Request:
Gather each line of the records where "marker" appears.

Supplied material:
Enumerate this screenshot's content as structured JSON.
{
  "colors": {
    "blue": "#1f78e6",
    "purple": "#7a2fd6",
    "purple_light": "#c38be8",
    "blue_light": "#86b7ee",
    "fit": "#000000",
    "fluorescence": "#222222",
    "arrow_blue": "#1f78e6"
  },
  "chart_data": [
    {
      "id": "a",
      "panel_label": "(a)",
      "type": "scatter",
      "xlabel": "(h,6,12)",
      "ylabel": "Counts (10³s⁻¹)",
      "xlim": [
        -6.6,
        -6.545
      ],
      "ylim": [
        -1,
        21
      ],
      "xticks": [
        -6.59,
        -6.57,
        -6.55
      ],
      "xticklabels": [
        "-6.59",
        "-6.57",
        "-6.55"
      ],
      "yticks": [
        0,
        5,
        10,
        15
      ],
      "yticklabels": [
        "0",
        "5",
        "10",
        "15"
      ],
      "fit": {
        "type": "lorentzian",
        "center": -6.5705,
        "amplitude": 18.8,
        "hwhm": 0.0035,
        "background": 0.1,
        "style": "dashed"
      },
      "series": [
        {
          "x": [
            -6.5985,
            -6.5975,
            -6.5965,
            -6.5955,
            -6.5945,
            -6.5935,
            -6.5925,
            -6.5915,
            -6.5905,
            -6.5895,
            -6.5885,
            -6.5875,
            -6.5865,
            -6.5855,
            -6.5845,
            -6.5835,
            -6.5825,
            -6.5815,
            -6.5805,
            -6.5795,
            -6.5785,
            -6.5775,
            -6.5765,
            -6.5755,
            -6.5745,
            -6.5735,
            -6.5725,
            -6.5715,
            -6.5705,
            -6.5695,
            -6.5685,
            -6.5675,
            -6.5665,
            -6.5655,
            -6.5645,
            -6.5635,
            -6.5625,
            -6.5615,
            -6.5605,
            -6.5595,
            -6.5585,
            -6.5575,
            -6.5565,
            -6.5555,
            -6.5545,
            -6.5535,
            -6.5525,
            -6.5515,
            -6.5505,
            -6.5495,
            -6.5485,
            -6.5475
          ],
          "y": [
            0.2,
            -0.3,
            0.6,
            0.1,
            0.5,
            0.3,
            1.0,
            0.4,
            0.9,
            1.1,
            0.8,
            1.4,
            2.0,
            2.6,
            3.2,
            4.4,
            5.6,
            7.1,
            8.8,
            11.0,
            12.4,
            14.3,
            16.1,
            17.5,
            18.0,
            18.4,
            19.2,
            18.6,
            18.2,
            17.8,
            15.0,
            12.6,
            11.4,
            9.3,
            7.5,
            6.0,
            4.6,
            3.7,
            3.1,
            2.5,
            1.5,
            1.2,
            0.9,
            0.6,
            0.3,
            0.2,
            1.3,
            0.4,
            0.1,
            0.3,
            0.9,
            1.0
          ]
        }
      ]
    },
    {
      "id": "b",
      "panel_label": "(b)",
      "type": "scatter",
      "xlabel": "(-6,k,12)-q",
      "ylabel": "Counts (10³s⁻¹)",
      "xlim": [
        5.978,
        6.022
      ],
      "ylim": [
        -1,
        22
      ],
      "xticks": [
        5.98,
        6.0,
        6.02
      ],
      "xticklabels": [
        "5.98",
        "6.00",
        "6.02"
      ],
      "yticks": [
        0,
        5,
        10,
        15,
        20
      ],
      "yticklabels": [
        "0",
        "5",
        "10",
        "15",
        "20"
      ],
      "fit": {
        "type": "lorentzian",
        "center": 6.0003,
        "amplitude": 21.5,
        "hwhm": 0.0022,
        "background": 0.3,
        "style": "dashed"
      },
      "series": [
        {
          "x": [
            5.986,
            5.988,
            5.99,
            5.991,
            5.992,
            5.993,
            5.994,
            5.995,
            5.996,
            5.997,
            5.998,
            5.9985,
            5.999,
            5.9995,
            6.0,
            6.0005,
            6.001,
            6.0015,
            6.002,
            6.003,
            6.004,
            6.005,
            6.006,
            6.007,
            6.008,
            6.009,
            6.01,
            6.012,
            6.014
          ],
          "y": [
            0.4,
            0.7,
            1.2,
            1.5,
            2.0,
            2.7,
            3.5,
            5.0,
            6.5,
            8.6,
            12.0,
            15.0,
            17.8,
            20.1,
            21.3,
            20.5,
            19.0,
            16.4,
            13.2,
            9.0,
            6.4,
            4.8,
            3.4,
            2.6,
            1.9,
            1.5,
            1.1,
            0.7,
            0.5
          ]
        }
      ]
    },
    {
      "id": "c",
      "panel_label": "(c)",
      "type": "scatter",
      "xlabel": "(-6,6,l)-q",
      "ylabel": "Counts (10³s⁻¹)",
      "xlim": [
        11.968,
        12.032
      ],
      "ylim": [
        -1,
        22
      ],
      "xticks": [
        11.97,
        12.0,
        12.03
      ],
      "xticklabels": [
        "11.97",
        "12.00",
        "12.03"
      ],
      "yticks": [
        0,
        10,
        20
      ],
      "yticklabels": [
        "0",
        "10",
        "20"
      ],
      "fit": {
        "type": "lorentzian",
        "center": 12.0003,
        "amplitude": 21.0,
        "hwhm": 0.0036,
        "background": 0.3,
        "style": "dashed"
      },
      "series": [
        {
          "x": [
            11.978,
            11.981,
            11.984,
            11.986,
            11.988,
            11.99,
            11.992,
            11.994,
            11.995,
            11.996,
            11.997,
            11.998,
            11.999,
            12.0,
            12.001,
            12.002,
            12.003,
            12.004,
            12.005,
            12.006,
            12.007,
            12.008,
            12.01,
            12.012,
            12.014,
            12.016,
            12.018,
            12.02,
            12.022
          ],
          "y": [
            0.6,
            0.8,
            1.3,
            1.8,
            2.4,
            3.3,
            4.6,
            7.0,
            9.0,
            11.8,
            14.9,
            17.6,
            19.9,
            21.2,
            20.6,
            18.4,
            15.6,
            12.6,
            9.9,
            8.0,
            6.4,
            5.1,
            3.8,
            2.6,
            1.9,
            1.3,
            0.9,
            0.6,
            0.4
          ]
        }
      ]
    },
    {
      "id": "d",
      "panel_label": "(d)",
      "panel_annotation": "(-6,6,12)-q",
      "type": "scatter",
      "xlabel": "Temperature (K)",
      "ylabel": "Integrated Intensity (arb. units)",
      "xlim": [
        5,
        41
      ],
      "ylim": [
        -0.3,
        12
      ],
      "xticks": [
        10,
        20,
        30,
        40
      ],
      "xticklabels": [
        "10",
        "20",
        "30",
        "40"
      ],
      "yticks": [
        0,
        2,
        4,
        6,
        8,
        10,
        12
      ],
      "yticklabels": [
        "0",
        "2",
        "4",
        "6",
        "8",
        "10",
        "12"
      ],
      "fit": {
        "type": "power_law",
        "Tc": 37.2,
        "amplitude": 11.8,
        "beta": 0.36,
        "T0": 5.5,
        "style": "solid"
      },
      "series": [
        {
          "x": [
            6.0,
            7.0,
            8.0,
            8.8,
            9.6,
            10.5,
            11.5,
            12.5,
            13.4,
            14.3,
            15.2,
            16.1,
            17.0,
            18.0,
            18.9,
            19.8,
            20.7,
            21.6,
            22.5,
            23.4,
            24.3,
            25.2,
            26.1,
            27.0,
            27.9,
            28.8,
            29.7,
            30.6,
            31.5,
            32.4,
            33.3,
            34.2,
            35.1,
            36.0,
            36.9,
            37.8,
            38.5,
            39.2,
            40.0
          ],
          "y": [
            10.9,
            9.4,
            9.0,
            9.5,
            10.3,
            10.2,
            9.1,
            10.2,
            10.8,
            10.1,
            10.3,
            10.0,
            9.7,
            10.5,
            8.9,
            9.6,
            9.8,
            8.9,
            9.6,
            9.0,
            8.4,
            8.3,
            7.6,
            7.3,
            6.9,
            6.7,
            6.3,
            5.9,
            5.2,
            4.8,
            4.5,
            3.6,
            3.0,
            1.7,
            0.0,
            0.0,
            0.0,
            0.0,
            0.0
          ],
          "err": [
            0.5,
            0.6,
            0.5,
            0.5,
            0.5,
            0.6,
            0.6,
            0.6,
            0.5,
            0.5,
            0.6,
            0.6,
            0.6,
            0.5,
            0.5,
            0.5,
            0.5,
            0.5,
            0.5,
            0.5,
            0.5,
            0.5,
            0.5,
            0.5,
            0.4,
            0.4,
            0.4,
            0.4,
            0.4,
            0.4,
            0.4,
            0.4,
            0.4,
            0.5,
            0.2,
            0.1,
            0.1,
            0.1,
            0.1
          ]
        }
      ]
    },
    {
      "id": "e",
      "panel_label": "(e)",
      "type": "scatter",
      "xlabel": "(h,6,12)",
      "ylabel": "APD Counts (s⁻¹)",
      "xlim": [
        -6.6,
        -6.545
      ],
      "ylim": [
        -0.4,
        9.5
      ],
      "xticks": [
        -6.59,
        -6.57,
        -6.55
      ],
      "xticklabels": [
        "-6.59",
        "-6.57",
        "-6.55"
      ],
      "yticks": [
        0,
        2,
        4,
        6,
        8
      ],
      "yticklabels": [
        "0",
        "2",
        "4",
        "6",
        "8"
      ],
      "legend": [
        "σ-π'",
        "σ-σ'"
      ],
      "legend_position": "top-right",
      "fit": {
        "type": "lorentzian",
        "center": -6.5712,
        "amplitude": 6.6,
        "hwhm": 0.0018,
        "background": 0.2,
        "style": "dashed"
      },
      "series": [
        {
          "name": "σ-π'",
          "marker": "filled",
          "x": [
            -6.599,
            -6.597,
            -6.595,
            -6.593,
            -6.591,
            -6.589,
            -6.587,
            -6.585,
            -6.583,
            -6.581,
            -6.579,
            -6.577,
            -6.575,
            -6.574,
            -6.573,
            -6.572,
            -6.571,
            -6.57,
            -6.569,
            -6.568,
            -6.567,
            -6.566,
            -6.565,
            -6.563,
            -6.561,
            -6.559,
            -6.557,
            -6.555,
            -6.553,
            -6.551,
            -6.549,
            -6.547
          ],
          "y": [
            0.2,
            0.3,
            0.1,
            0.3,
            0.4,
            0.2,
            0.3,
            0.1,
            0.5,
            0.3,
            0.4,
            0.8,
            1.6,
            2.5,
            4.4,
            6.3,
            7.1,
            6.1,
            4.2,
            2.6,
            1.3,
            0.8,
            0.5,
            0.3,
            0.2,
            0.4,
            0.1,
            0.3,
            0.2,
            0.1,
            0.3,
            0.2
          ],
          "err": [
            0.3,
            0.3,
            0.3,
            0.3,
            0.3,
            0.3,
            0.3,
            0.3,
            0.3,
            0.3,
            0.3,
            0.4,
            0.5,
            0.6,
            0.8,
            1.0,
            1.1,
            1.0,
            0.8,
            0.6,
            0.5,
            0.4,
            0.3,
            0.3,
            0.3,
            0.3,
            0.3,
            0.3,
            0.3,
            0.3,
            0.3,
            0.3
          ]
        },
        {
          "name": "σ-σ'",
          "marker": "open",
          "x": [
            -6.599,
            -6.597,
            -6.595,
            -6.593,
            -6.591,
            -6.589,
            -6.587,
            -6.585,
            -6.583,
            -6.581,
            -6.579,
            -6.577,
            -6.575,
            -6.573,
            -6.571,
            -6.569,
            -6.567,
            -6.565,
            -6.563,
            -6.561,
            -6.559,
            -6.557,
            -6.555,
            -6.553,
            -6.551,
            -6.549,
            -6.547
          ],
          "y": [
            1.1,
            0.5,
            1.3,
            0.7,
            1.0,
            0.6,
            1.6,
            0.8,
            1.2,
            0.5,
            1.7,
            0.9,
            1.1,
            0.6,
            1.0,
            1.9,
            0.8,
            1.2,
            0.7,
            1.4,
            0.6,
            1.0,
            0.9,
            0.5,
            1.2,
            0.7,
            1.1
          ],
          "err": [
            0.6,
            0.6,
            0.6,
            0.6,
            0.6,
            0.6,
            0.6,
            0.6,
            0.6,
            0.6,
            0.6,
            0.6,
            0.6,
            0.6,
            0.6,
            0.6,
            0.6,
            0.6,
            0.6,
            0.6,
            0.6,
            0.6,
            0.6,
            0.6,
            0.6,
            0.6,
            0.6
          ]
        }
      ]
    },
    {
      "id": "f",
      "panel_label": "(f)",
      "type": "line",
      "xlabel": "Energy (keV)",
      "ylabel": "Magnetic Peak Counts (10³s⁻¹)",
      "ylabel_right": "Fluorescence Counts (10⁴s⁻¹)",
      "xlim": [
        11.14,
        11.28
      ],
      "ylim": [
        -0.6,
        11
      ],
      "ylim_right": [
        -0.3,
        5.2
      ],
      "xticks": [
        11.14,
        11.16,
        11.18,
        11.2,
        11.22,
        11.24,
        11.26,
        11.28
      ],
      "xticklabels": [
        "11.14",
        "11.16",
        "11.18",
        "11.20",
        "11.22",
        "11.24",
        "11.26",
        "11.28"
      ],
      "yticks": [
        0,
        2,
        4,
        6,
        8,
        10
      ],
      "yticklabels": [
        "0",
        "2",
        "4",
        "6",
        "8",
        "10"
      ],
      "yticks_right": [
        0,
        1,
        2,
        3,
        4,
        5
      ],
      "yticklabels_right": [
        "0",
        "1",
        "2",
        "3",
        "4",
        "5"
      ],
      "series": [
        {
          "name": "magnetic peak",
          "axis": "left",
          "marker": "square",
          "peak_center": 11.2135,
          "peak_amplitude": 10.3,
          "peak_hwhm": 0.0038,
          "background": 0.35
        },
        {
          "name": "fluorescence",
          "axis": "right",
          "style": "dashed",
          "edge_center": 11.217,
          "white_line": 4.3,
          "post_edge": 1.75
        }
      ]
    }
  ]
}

Exercise output:
          "marker": "filled",
          "marker": "open",
          "marker": "square",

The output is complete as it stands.